PROBLEM DESCRIPTION> Reproduce each line exactly, including spacing and punctuation.

Some records>
****************************************

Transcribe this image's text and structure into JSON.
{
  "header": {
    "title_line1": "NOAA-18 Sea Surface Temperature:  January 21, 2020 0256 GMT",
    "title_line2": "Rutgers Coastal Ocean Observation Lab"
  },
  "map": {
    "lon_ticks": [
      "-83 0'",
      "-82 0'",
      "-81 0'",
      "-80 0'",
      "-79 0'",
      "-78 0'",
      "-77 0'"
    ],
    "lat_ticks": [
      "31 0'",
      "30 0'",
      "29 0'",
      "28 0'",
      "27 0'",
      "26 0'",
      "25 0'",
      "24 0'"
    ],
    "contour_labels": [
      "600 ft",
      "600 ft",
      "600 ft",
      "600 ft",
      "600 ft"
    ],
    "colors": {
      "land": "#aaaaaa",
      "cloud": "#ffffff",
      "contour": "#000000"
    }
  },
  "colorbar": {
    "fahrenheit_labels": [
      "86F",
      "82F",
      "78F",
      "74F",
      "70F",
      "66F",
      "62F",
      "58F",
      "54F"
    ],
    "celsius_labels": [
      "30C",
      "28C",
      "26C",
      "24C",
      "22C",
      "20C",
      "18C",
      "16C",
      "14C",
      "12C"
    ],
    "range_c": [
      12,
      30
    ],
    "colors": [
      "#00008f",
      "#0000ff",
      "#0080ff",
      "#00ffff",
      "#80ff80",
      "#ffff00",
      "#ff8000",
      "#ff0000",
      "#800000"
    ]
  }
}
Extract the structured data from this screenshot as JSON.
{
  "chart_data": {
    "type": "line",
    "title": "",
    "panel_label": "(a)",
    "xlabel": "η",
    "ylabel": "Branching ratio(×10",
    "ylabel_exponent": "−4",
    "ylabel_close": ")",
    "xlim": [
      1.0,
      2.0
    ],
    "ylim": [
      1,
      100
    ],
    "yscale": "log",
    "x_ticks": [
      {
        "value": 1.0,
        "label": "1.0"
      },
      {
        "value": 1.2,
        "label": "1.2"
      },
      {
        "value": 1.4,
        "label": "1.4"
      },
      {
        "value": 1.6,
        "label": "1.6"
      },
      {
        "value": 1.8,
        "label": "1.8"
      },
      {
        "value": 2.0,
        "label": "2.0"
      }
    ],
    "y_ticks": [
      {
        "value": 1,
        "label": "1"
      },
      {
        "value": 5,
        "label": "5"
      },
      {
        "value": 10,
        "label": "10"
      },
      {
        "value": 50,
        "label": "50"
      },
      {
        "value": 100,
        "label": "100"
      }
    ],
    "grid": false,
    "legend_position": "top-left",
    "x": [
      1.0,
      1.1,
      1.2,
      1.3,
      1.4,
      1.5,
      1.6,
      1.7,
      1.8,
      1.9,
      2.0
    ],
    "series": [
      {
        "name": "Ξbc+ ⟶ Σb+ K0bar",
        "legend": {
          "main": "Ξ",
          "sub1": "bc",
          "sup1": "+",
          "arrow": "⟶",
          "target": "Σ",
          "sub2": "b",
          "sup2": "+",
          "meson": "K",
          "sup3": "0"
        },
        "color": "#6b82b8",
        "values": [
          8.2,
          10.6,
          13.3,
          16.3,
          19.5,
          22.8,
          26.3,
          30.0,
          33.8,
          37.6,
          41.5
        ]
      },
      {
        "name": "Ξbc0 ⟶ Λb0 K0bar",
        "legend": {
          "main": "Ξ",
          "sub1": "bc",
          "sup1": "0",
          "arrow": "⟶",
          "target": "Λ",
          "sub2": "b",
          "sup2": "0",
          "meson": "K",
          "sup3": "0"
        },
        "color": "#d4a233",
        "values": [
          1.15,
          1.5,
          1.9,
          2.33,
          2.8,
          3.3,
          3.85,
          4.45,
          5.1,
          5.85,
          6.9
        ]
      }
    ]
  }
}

****************************************

EXERCISE RESPONSE>
Transcribe this image's text and structure into JSON.
{
  "header": {
    "title_line1": "NOAA-18 Sea Surface Temperature:  January 21, 2020 0256 GMT",
    "title_line2": "Rutgers Coastal Ocean Observation Lab"
  },
  "map": {
    "lon_ticks": [
      "-83 0'",
      "-82 0'",
      "-81 0'",
      "-80 0'",
      "-79 0'",
      "-78 0'",
      "-77 0'"
    ],
    "lat_ticks": [
      "31 0'",
      "30 0'",
      "29 0'",
      "28 0'",
      "27 0'",
      "26 0'",
      "25 0'",
      "24 0'"
    ],
    "contour_labels": [
      "600 ft",
      "600 ft",
      "600 ft",
      "600 ft",
      "600 ft"
    ],
    "colors": {
      "land": "#aaaaaa",
      "cloud": "#ffffff",
      "contour": "#000000"
    }
  },
  "colorbar": {
    "fahrenheit_labels": [
      "86F",
      "82F",
      "78F",
      "74F",
      "70F",
      "66F",
      "62F",
      "58F",
      "54F"
    ],
    "celsius_labels": [
      "30C",
      "28C",
      "26C",
      "24C",
      "22C",
      "20C",
      "18C",
      "16C",
      "14C",
      "12C"
    ],
    "range_c": [
      12,
      30
    ],
    "colors": [
      "#00008f",
      "#0000ff",
      "#0080ff",
      "#00ffff",
      "#80ff80",
      "#ffff00",
      "#ff8000",
      "#ff0000",
      "#800000"
    ]
  }
}
Extract the structured data from this screenshot as JSON.
{
  "chart_data": {
    "type": "line",
    "title": "",
    "panel_label": "(a)",
    "xlabel": "η",
    "ylabel": "Branching ratio(×10",
    "ylabel_exponent": "−4",
    "ylabel_close": ")",
    "xlim": [
      1.0,
      2.0
    ],
    "ylim": [
      1,
      100
    ],
    "yscale": "log",
    "x_ticks": [
      {
        "value": 1.0,
        "label": "1.0"
      },
      {
        "value": 1.2,
        "label": "1.2"
      },
      {
        "value": 1.4,
        "label": "1.4"
      },
      {
        "value": 1.6,
        "label": "1.6"
      },
      {
        "value": 1.8,
        "label": "1.8"
      },
      {
        "value": 2.0,
        "label": "2.0"
      }
    ],
    "y_ticks": [
      {
        "value": 1,
        "label": "1"
      },
      {
        "value": 5,
        "label": "5"
      },
      {
        "value": 10,
        "label": "10"
      },
      {
        "value": 50,
        "label": "50"
      },
      {
        "value": 100,
        "label": "100"
      }
    ],
    "grid": false,
    "legend_position": "top-left",
    "x": [
      1.0,
      1.1,
      1.2,
      1.3,
      1.4,
      1.5,
      1.6,
      1.7,
      1.8,
      1.9,
      2.0
    ],
    "series": [
      {
        "name": "Ξbc+ ⟶ Σb+ K0bar",
        "legend": {
          "main": "Ξ",
          "sub1": "bc",
          "sup1": "+",
          "arrow": "⟶",
          "target": "Σ",
          "sub2": "b",
          "sup2": "+",
          "meson": "K",
          "sup3": "0"
        },
        "color": "#6b82b8",
        "values": [
          8.2,
          10.6,
          13.3,
          16.3,
          19.5,
          22.8,
          26.3,
          30.0,
          33.8,
          37.6,
          41.5
        ]
      },
      {
        "name": "Ξbc0 ⟶ Λb0 K0bar",
        "legend": {
          "main": "Ξ",
          "sub1": "bc",
          "sup1": "0",
          "arrow": "⟶",
          "target": "Λ",
          "sub2": "b",
          "sup2": "0",
          "meson": "K",
          "sup3": "0"
        },
        "color": "#d4a233",
        "values": [
          1.15,
          1.5,
          1.9,
          2.33,
          2.8,
          3.3,
          3.85,
          4.45,
          5.1,
          5.85,
          6.9
        ]
      }
    ]
  }
}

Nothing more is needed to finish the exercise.